__Task to complete__:
Exactly reproduce each record listed below.

__Input records__:
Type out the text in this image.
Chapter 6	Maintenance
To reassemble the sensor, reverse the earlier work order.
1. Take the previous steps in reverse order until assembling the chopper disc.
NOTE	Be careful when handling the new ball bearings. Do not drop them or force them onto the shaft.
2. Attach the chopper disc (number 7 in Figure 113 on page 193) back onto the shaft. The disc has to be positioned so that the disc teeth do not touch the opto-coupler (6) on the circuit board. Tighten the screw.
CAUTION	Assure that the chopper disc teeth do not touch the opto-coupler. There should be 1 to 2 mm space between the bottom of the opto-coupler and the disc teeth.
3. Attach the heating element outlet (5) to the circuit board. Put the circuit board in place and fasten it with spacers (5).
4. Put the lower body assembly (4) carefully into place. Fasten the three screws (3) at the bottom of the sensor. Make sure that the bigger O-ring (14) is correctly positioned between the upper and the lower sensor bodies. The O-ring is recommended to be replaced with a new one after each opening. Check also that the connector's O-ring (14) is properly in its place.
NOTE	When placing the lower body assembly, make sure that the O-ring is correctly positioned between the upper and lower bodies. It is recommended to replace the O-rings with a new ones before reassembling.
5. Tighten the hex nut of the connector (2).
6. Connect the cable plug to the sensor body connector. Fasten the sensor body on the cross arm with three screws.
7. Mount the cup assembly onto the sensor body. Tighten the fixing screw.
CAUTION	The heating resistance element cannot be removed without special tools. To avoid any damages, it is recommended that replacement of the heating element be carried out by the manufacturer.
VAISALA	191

__Correct answer__:
Type out the text in this image.
Chapter 6	Maintenance
To reassemble the sensor, reverse the earlier work order.
1. Take the previous steps in reverse order until assembling the chopper disc.
NOTE	Be careful when handling the new ball bearings. Do not drop them or force them onto the shaft.
2. Attach the chopper disc (number 7 in Figure 113 on page 193) back onto the shaft. The disc has to be positioned so that the disc teeth do not touch the opto-coupler (6) on the circuit board. Tighten the screw.
CAUTION	Assure that the chopper disc teeth do not touch the opto-coupler. There should be 1 to 2 mm space between the bottom of the opto-coupler and the disc teeth.
3. Attach the heating element outlet (5) to the circuit board. Put the circuit board in place and fasten it with spacers (5).
4. Put the lower body assembly (4) carefully into place. Fasten the three screws (3) at the bottom of the sensor. Make sure that the bigger O-ring (14) is correctly positioned between the upper and the lower sensor bodies. The O-ring is recommended to be replaced with a new one after each opening. Check also that the connector's O-ring (14) is properly in its place.
NOTE	When placing the lower body assembly, make sure that the O-ring is correctly positioned between the upper and lower bodies. It is recommended to replace the O-rings with a new ones before reassembling.
5. Tighten the hex nut of the connector (2).
6. Connect the cable plug to the sensor body connector. Fasten the sensor body on the cross arm with three screws.
7. Mount the cup assembly onto the sensor body. Tighten the fixing screw.
CAUTION	The heating resistance element cannot be removed without special tools. To avoid any damages, it is recommended that replacement of the heating element be carried out by the manufacturer.
VAISALA	191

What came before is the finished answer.